MATERIAL PROVIDED:
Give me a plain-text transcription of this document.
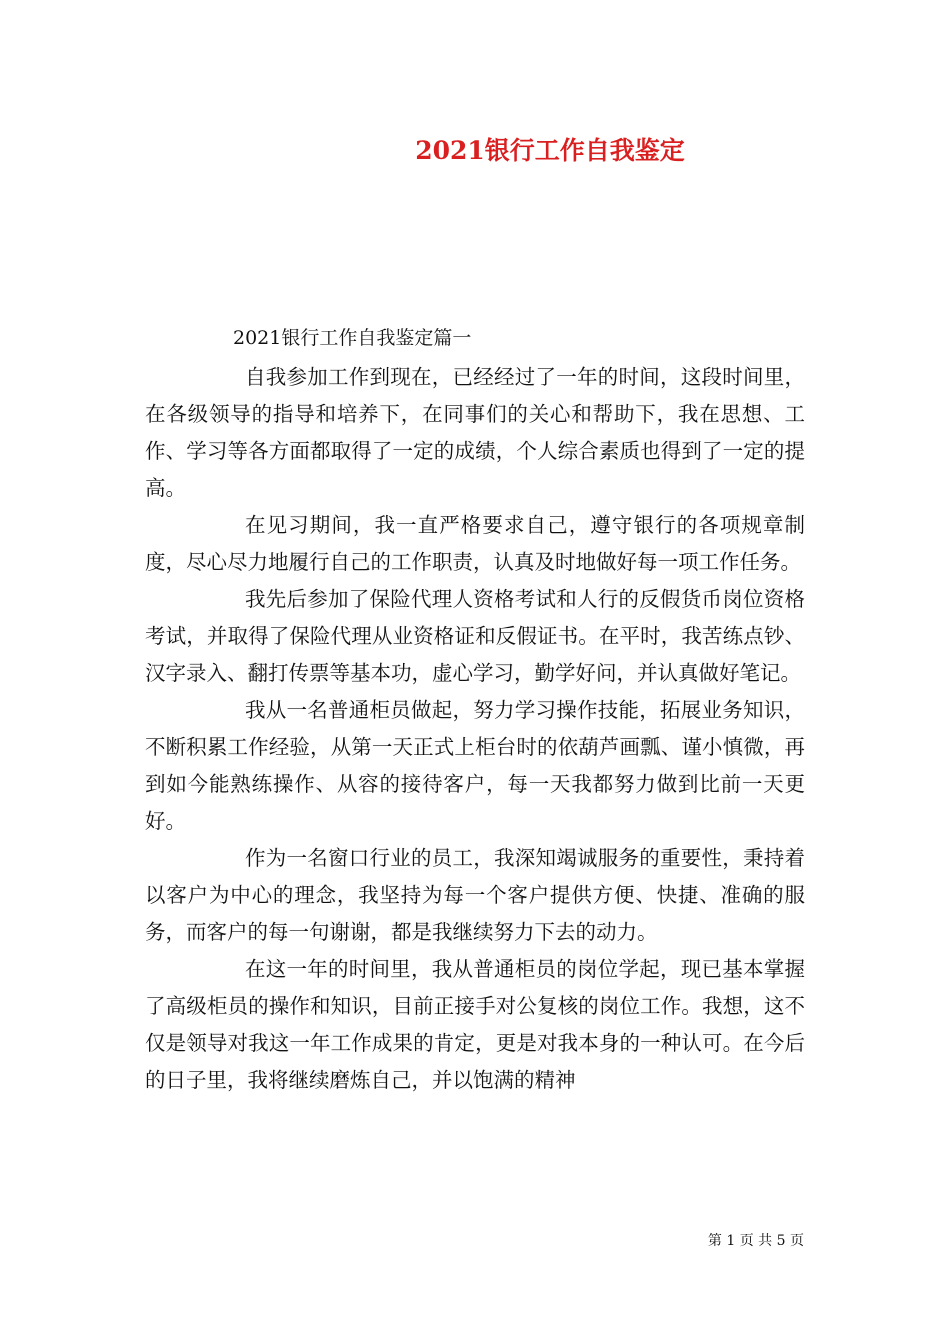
2021银行工作自我鉴定
2021银行工作自我鉴定篇一

自我参加工作到现在，已经经过了一年的时间，这段时间里，在各级领导的指导和培养下，在同事们的关心和帮助下，我在思想、工作、学习等各方面都取得了一定的成绩，个人综合素质也得到了一定的提高。

在见习期间，我一直严格要求自己，遵守银行的各项规章制度，尽心尽力地履行自己的工作职责，认真及时地做好每一项工作任务。

我先后参加了保险代理人资格考试和人行的反假货币岗位资格考试，并取得了保险代理从业资格证和反假证书。在平时，我苦练点钞、汉字录入、翻打传票等基本功，虚心学习，勤学好问，并认真做好笔记。

我从一名普通柜员做起，努力学习操作技能，拓展业务知识，不断积累工作经验，从第一天正式上柜台时的依葫芦画瓢、谨小慎微，再到如今能熟练操作、从容的接待客户，每一天我都努力做到比前一天更好。

作为一名窗口行业的员工，我深知竭诚服务的重要性，秉持着以客户为中心的理念，我坚持为每一个客户提供方便、快捷、准确的服务，而客户的每一句谢谢，都是我继续努力下去的动力。

在这一年的时间里，我从普通柜员的岗位学起，现已基本掌握了高级柜员的操作和知识，目前正接手对公复核的岗位工作。我想，这不仅是领导对我这一年工作成果的肯定，更是对我本身的一种认可。在今后的日子里，我将继续磨炼自己，并以饱满的精神

第 1 页 共 5 页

STATED TASK:
Without the pictures, print the whole listing exactly as given.

SOLUTION BELOW:
Give me a plain-text transcription of this document.
2021银行工作自我鉴定
2021银行工作自我鉴定篇一

自我参加工作到现在，已经经过了一年的时间，这段时间里，在各级领导的指导和培养下，在同事们的关心和帮助下，我在思想、工作、学习等各方面都取得了一定的成绩，个人综合素质也得到了一定的提高。

在见习期间，我一直严格要求自己，遵守银行的各项规章制度，尽心尽力地履行自己的工作职责，认真及时地做好每一项工作任务。

我先后参加了保险代理人资格考试和人行的反假货币岗位资格考试，并取得了保险代理从业资格证和反假证书。在平时，我苦练点钞、汉字录入、翻打传票等基本功，虚心学习，勤学好问，并认真做好笔记。

我从一名普通柜员做起，努力学习操作技能，拓展业务知识，不断积累工作经验，从第一天正式上柜台时的依葫芦画瓢、谨小慎微，再到如今能熟练操作、从容的接待客户，每一天我都努力做到比前一天更好。

作为一名窗口行业的员工，我深知竭诚服务的重要性，秉持着以客户为中心的理念，我坚持为每一个客户提供方便、快捷、准确的服务，而客户的每一句谢谢，都是我继续努力下去的动力。

在这一年的时间里，我从普通柜员的岗位学起，现已基本掌握了高级柜员的操作和知识，目前正接手对公复核的岗位工作。我想，这不仅是领导对我这一年工作成果的肯定，更是对我本身的一种认可。在今后的日子里，我将继续磨炼自己，并以饱满的精神

第 1 页 共 5 页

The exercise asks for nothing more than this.